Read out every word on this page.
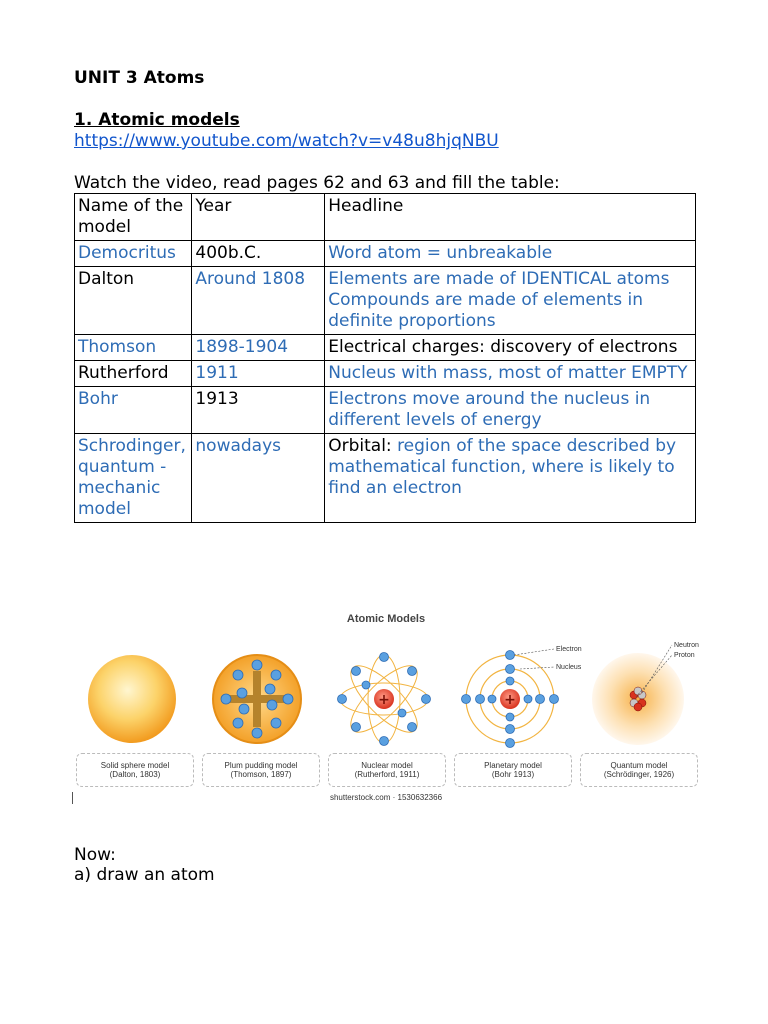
UNIT 3 Atoms
1. Atomic models
https://www.youtube.com/watch?v=v48u8hjqNBU
Watch the video, read pages 62 and 63 and fill the table:
Name of the model	Year	Headline
Democritus	400b.C.	Word atom = unbreakable
Dalton	Around 1808	Elements are made of IDENTICAL atoms
Compounds are made of elements in definite proportions
Thomson	1898-1904	Electrical charges: discovery of electrons
Rutherford	1911	Nucleus with mass, most of matter EMPTY
Bohr	1913	Electrons move around the nucleus in different levels of energy
Schrodinger, quantum - mechanic model	nowadays	Orbital: region of the space described by mathematical function, where is likely to find an electron
Atomic Models
+	+
Electron
Nucleus
Neutron
Proton
Solid sphere model
(Dalton, 1803)
Plum pudding model
(Thomson, 1897)
Nuclear model
(Rutherford, 1911)
Planetary model
(Bohr 1913)
Quantum model
(Schrödinger, 1926)
shutterstock.com · 1530632366
Now:
a) draw an atom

= = =

■ **WHAT YOU ARE ASKED TO DO**
Go through the material and copy out every line with "made" in it.

■ **CORRECT RESPONSE**
Dalton	Around 1808	Elements are made of IDENTICAL atoms
Compounds are made of elements in definite proportions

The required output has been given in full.